PROMPT: Return the material exactly as supplied, apart from the pictures, which are omitted.

··· DATASET CONTENT ···

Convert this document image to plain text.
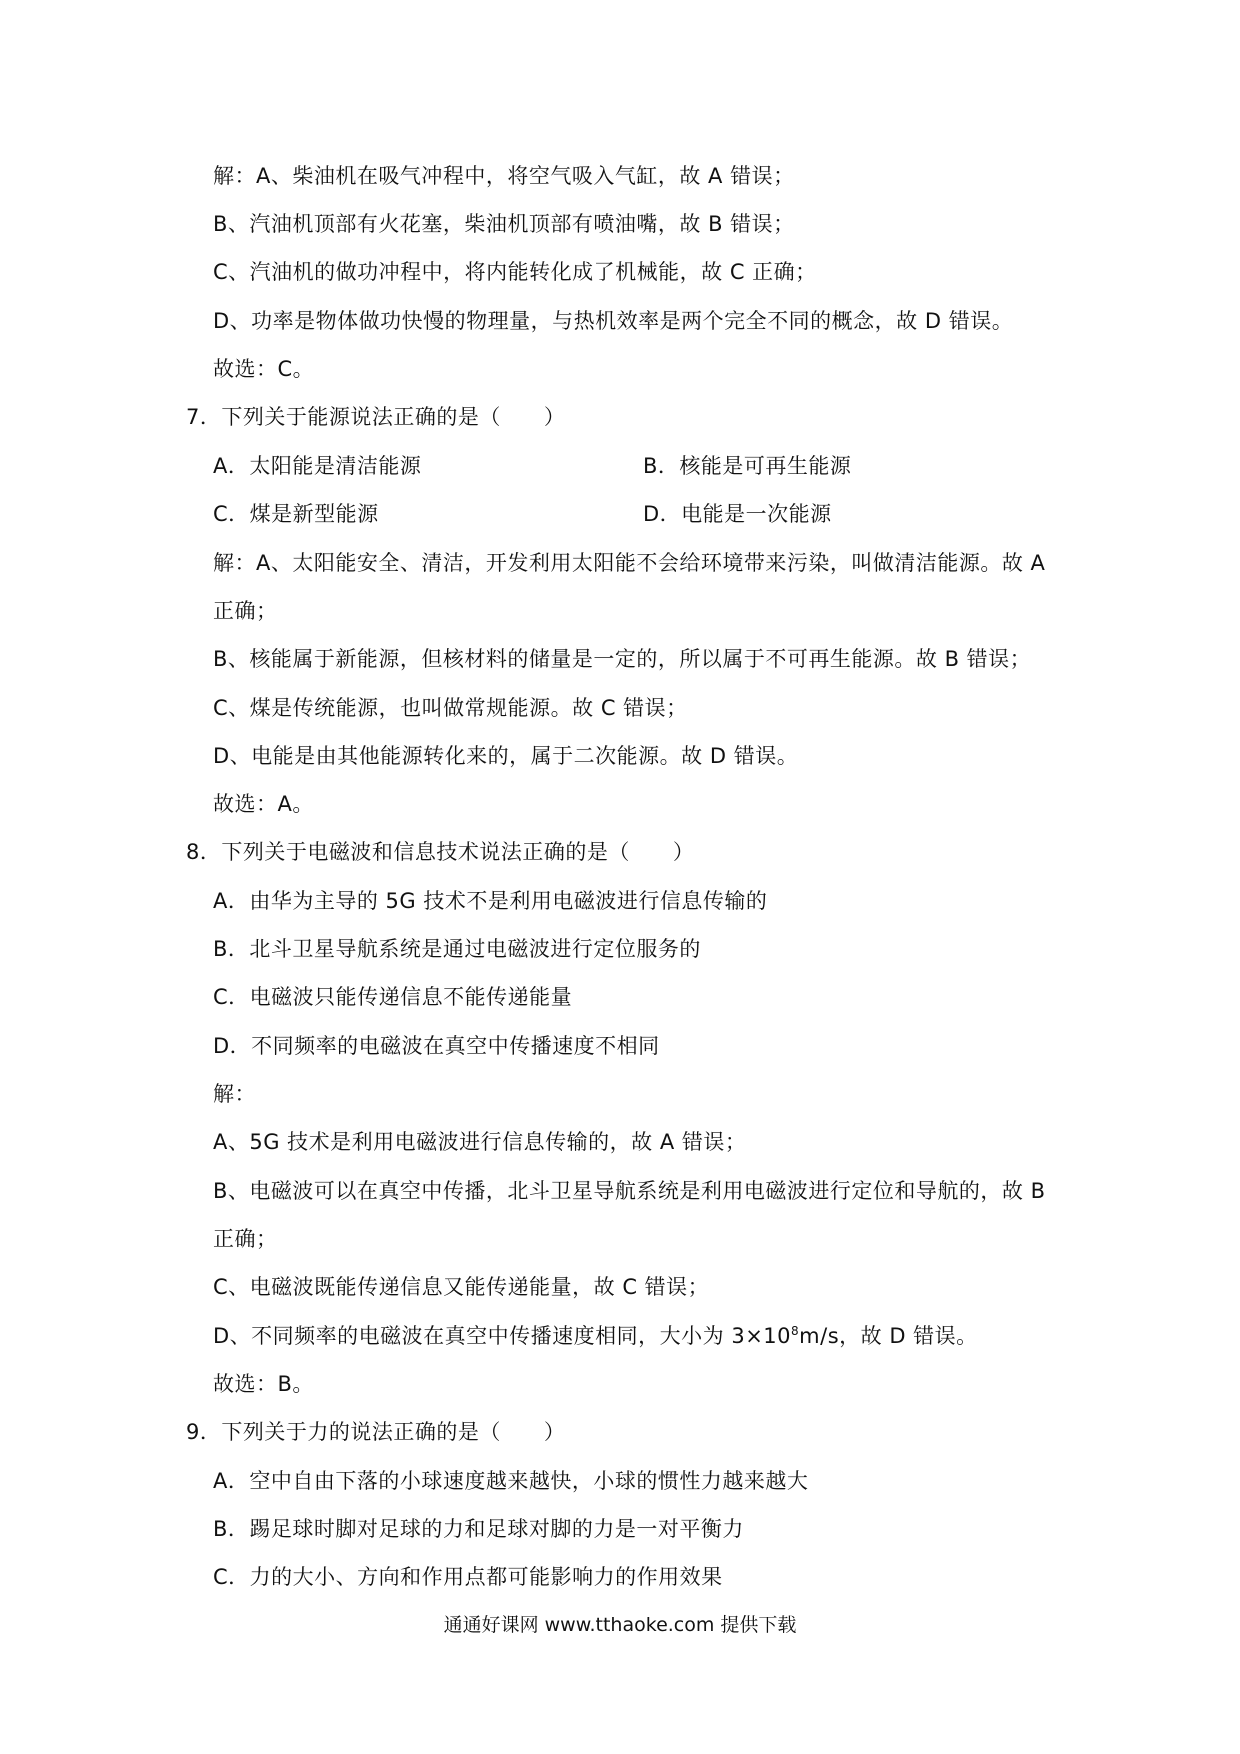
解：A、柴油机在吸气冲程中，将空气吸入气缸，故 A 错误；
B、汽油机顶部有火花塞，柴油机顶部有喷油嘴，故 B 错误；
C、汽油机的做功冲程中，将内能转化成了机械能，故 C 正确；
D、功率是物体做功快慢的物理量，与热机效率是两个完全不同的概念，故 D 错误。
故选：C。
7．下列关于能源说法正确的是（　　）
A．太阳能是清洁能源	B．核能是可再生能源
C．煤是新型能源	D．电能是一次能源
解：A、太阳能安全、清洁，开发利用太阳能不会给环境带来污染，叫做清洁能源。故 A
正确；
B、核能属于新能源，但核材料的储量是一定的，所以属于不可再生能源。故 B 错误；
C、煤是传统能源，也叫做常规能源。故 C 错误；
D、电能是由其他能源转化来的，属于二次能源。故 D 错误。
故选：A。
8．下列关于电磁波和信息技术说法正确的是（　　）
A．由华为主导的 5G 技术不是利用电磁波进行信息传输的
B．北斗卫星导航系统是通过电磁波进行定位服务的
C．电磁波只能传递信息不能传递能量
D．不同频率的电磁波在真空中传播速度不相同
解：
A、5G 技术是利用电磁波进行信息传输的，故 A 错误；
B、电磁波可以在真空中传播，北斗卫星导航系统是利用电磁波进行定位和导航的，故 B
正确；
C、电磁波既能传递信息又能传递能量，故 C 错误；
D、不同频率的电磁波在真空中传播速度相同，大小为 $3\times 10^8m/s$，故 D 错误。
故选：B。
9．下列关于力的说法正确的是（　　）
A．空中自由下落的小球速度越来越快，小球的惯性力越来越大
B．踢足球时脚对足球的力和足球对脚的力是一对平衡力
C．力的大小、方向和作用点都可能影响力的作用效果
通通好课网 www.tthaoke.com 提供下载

···

RIGHT ANSWER:
Convert this document image to plain text.
解：A、柴油机在吸气冲程中，将空气吸入气缸，故 A 错误；
B、汽油机顶部有火花塞，柴油机顶部有喷油嘴，故 B 错误；
C、汽油机的做功冲程中，将内能转化成了机械能，故 C 正确；
D、功率是物体做功快慢的物理量，与热机效率是两个完全不同的概念，故 D 错误。
故选：C。
7．下列关于能源说法正确的是（　　）
A．太阳能是清洁能源	B．核能是可再生能源
C．煤是新型能源	D．电能是一次能源
解：A、太阳能安全、清洁，开发利用太阳能不会给环境带来污染，叫做清洁能源。故 A
正确；
B、核能属于新能源，但核材料的储量是一定的，所以属于不可再生能源。故 B 错误；
C、煤是传统能源，也叫做常规能源。故 C 错误；
D、电能是由其他能源转化来的，属于二次能源。故 D 错误。
故选：A。
8．下列关于电磁波和信息技术说法正确的是（　　）
A．由华为主导的 5G 技术不是利用电磁波进行信息传输的
B．北斗卫星导航系统是通过电磁波进行定位服务的
C．电磁波只能传递信息不能传递能量
D．不同频率的电磁波在真空中传播速度不相同
解：
A、5G 技术是利用电磁波进行信息传输的，故 A 错误；
B、电磁波可以在真空中传播，北斗卫星导航系统是利用电磁波进行定位和导航的，故 B
正确；
C、电磁波既能传递信息又能传递能量，故 C 错误；
D、不同频率的电磁波在真空中传播速度相同，大小为 $3\times 10^8m/s$，故 D 错误。
故选：B。
9．下列关于力的说法正确的是（　　）
A．空中自由下落的小球速度越来越快，小球的惯性力越来越大
B．踢足球时脚对足球的力和足球对脚的力是一对平衡力
C．力的大小、方向和作用点都可能影响力的作用效果
通通好课网 www.tthaoke.com 提供下载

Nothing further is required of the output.